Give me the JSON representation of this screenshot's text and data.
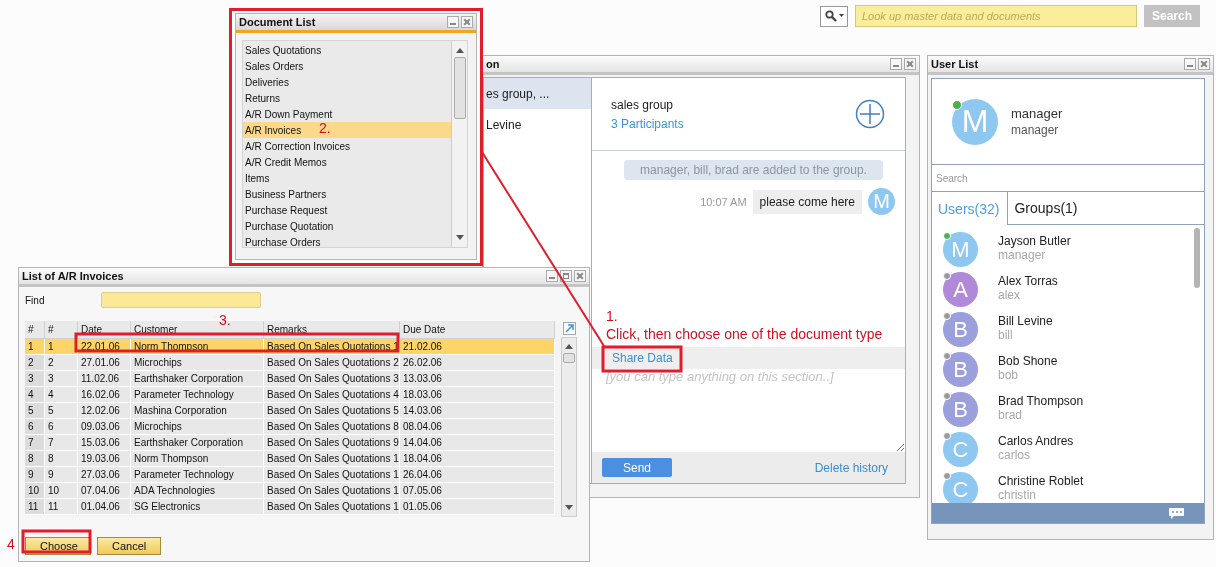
{
  "top_bar": {
    "search": {
      "placeholder": "Look up master data and documents"
    },
    "search_button": "Search"
  },
  "chat_window": {
    "title": "on",
    "active": false,
    "conversations": [
      {
        "label": "es group, ...",
        "selected": true
      },
      {
        "label": "Levine",
        "selected": false
      }
    ],
    "header": {
      "name": "sales group",
      "participants": "3 Participants"
    },
    "messages": [
      {
        "kind": "system",
        "text": "manager, bill, brad are added to the group."
      },
      {
        "kind": "outgoing",
        "time": "10:07 AM",
        "text": "please come here",
        "avatar": "M",
        "color": "#8ec8f0"
      }
    ],
    "share_link": "Share Data",
    "input": {
      "placeholder": "[you can type anything on this section..]"
    },
    "send_button": "Send",
    "delete_link": "Delete history"
  },
  "user_list": {
    "title": "User List",
    "active": false,
    "current_user": {
      "name": "manager",
      "username": "manager",
      "initial": "M",
      "color": "#8ec8f0",
      "online": true
    },
    "search": {
      "placeholder": "Search"
    },
    "tabs": [
      {
        "label": "Users(32)",
        "selected": true
      },
      {
        "label": "Groups(1)",
        "selected": false
      }
    ],
    "users": [
      {
        "name": "Jayson Butler",
        "username": "manager",
        "initial": "M",
        "color": "#8ec8f0",
        "online": true
      },
      {
        "name": "Alex Torras",
        "username": "alex",
        "initial": "A",
        "color": "#b08ad8",
        "online": false
      },
      {
        "name": "Bill Levine",
        "username": "bill",
        "initial": "B",
        "color": "#9b9fdc",
        "online": false
      },
      {
        "name": "Bob Shone",
        "username": "bob",
        "initial": "B",
        "color": "#9b9fdc",
        "online": false
      },
      {
        "name": "Brad Thompson",
        "username": "brad",
        "initial": "B",
        "color": "#9b9fdc",
        "online": false
      },
      {
        "name": "Carlos Andres",
        "username": "carlos",
        "initial": "C",
        "color": "#8ec8f0",
        "online": false
      },
      {
        "name": "Christine Roblet",
        "username": "christin",
        "initial": "C",
        "color": "#8ec8f0",
        "online": false
      }
    ]
  },
  "document_list": {
    "title": "Document List",
    "active": true,
    "items": [
      {
        "label": "Sales Quotations",
        "selected": false
      },
      {
        "label": "Sales Orders",
        "selected": false
      },
      {
        "label": "Deliveries",
        "selected": false
      },
      {
        "label": "Returns",
        "selected": false
      },
      {
        "label": "A/R Down Payment",
        "selected": false
      },
      {
        "label": "A/R Invoices",
        "selected": true
      },
      {
        "label": "A/R Correction Invoices",
        "selected": false
      },
      {
        "label": "A/R Credit Memos",
        "selected": false
      },
      {
        "label": "Items",
        "selected": false
      },
      {
        "label": "Business Partners",
        "selected": false
      },
      {
        "label": "Purchase Request",
        "selected": false
      },
      {
        "label": "Purchase Quotation",
        "selected": false
      },
      {
        "label": "Purchase Orders",
        "selected": false
      }
    ]
  },
  "invoice_list": {
    "title": "List of A/R Invoices",
    "active": false,
    "find_label": "Find",
    "columns": [
      "#",
      "#",
      "Date",
      "Customer",
      "Remarks",
      "Due Date"
    ],
    "rows": [
      {
        "cells": [
          "1",
          "1",
          "22.01.06",
          "Norm Thompson",
          "Based On Sales Quotations 1",
          "21.02.06"
        ],
        "selected": true
      },
      {
        "cells": [
          "2",
          "2",
          "27.01.06",
          "Microchips",
          "Based On Sales Quotations 2",
          "26.02.06"
        ],
        "selected": false
      },
      {
        "cells": [
          "3",
          "3",
          "11.02.06",
          "Earthshaker Corporation",
          "Based On Sales Quotations 3",
          "13.03.06"
        ],
        "selected": false
      },
      {
        "cells": [
          "4",
          "4",
          "16.02.06",
          "Parameter Technology",
          "Based On Sales Quotations 4",
          "18.03.06"
        ],
        "selected": false
      },
      {
        "cells": [
          "5",
          "5",
          "12.02.06",
          "Mashina Corporation",
          "Based On Sales Quotations 5",
          "14.03.06"
        ],
        "selected": false
      },
      {
        "cells": [
          "6",
          "6",
          "09.03.06",
          "Microchips",
          "Based On Sales Quotations 8",
          "08.04.06"
        ],
        "selected": false
      },
      {
        "cells": [
          "7",
          "7",
          "15.03.06",
          "Earthshaker Corporation",
          "Based On Sales Quotations 9",
          "14.04.06"
        ],
        "selected": false
      },
      {
        "cells": [
          "8",
          "8",
          "19.03.06",
          "Norm Thompson",
          "Based On Sales Quotations 1",
          "18.04.06"
        ],
        "selected": false
      },
      {
        "cells": [
          "9",
          "9",
          "27.03.06",
          "Parameter Technology",
          "Based On Sales Quotations 1",
          "26.04.06"
        ],
        "selected": false
      },
      {
        "cells": [
          "10",
          "10",
          "07.04.06",
          "ADA Technologies",
          "Based On Sales Quotations 1",
          "07.05.06"
        ],
        "selected": false
      },
      {
        "cells": [
          "11",
          "11",
          "01.04.06",
          "SG Electronics",
          "Based On Sales Quotations 1",
          "01.05.06"
        ],
        "selected": false
      }
    ],
    "buttons": [
      "Choose",
      "Cancel"
    ]
  },
  "annotations": {
    "step_1": {
      "number": "1.",
      "text": "Click, then choose one of the document type"
    },
    "step_2": "2.",
    "step_3": "3.",
    "step_4": "4"
  }
}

:::::

WORK TO BE COMPLETED: Could you repeat all of the material exactly? Pictures should not be copied.

WRITTEN RESPONSE:
Give me the JSON representation of this screenshot's text and data.
{
  "top_bar": {
    "search": {
      "placeholder": "Look up master data and documents"
    },
    "search_button": "Search"
  },
  "chat_window": {
    "title": "on",
    "active": false,
    "conversations": [
      {
        "label": "es group, ...",
        "selected": true
      },
      {
        "label": "Levine",
        "selected": false
      }
    ],
    "header": {
      "name": "sales group",
      "participants": "3 Participants"
    },
    "messages": [
      {
        "kind": "system",
        "text": "manager, bill, brad are added to the group."
      },
      {
        "kind": "outgoing",
        "time": "10:07 AM",
        "text": "please come here",
        "avatar": "M",
        "color": "#8ec8f0"
      }
    ],
    "share_link": "Share Data",
    "input": {
      "placeholder": "[you can type anything on this section..]"
    },
    "send_button": "Send",
    "delete_link": "Delete history"
  },
  "user_list": {
    "title": "User List",
    "active": false,
    "current_user": {
      "name": "manager",
      "username": "manager",
      "initial": "M",
      "color": "#8ec8f0",
      "online": true
    },
    "search": {
      "placeholder": "Search"
    },
    "tabs": [
      {
        "label": "Users(32)",
        "selected": true
      },
      {
        "label": "Groups(1)",
        "selected": false
      }
    ],
    "users": [
      {
        "name": "Jayson Butler",
        "username": "manager",
        "initial": "M",
        "color": "#8ec8f0",
        "online": true
      },
      {
        "name": "Alex Torras",
        "username": "alex",
        "initial": "A",
        "color": "#b08ad8",
        "online": false
      },
      {
        "name": "Bill Levine",
        "username": "bill",
        "initial": "B",
        "color": "#9b9fdc",
        "online": false
      },
      {
        "name": "Bob Shone",
        "username": "bob",
        "initial": "B",
        "color": "#9b9fdc",
        "online": false
      },
      {
        "name": "Brad Thompson",
        "username": "brad",
        "initial": "B",
        "color": "#9b9fdc",
        "online": false
      },
      {
        "name": "Carlos Andres",
        "username": "carlos",
        "initial": "C",
        "color": "#8ec8f0",
        "online": false
      },
      {
        "name": "Christine Roblet",
        "username": "christin",
        "initial": "C",
        "color": "#8ec8f0",
        "online": false
      }
    ]
  },
  "document_list": {
    "title": "Document List",
    "active": true,
    "items": [
      {
        "label": "Sales Quotations",
        "selected": false
      },
      {
        "label": "Sales Orders",
        "selected": false
      },
      {
        "label": "Deliveries",
        "selected": false
      },
      {
        "label": "Returns",
        "selected": false
      },
      {
        "label": "A/R Down Payment",
        "selected": false
      },
      {
        "label": "A/R Invoices",
        "selected": true
      },
      {
        "label": "A/R Correction Invoices",
        "selected": false
      },
      {
        "label": "A/R Credit Memos",
        "selected": false
      },
      {
        "label": "Items",
        "selected": false
      },
      {
        "label": "Business Partners",
        "selected": false
      },
      {
        "label": "Purchase Request",
        "selected": false
      },
      {
        "label": "Purchase Quotation",
        "selected": false
      },
      {
        "label": "Purchase Orders",
        "selected": false
      }
    ]
  },
  "invoice_list": {
    "title": "List of A/R Invoices",
    "active": false,
    "find_label": "Find",
    "columns": [
      "#",
      "#",
      "Date",
      "Customer",
      "Remarks",
      "Due Date"
    ],
    "rows": [
      {
        "cells": [
          "1",
          "1",
          "22.01.06",
          "Norm Thompson",
          "Based On Sales Quotations 1",
          "21.02.06"
        ],
        "selected": true
      },
      {
        "cells": [
          "2",
          "2",
          "27.01.06",
          "Microchips",
          "Based On Sales Quotations 2",
          "26.02.06"
        ],
        "selected": false
      },
      {
        "cells": [
          "3",
          "3",
          "11.02.06",
          "Earthshaker Corporation",
          "Based On Sales Quotations 3",
          "13.03.06"
        ],
        "selected": false
      },
      {
        "cells": [
          "4",
          "4",
          "16.02.06",
          "Parameter Technology",
          "Based On Sales Quotations 4",
          "18.03.06"
        ],
        "selected": false
      },
      {
        "cells": [
          "5",
          "5",
          "12.02.06",
          "Mashina Corporation",
          "Based On Sales Quotations 5",
          "14.03.06"
        ],
        "selected": false
      },
      {
        "cells": [
          "6",
          "6",
          "09.03.06",
          "Microchips",
          "Based On Sales Quotations 8",
          "08.04.06"
        ],
        "selected": false
      },
      {
        "cells": [
          "7",
          "7",
          "15.03.06",
          "Earthshaker Corporation",
          "Based On Sales Quotations 9",
          "14.04.06"
        ],
        "selected": false
      },
      {
        "cells": [
          "8",
          "8",
          "19.03.06",
          "Norm Thompson",
          "Based On Sales Quotations 1",
          "18.04.06"
        ],
        "selected": false
      },
      {
        "cells": [
          "9",
          "9",
          "27.03.06",
          "Parameter Technology",
          "Based On Sales Quotations 1",
          "26.04.06"
        ],
        "selected": false
      },
      {
        "cells": [
          "10",
          "10",
          "07.04.06",
          "ADA Technologies",
          "Based On Sales Quotations 1",
          "07.05.06"
        ],
        "selected": false
      },
      {
        "cells": [
          "11",
          "11",
          "01.04.06",
          "SG Electronics",
          "Based On Sales Quotations 1",
          "01.05.06"
        ],
        "selected": false
      }
    ],
    "buttons": [
      "Choose",
      "Cancel"
    ]
  },
  "annotations": {
    "step_1": {
      "number": "1.",
      "text": "Click, then choose one of the document type"
    },
    "step_2": "2.",
    "step_3": "3.",
    "step_4": "4"
  }
}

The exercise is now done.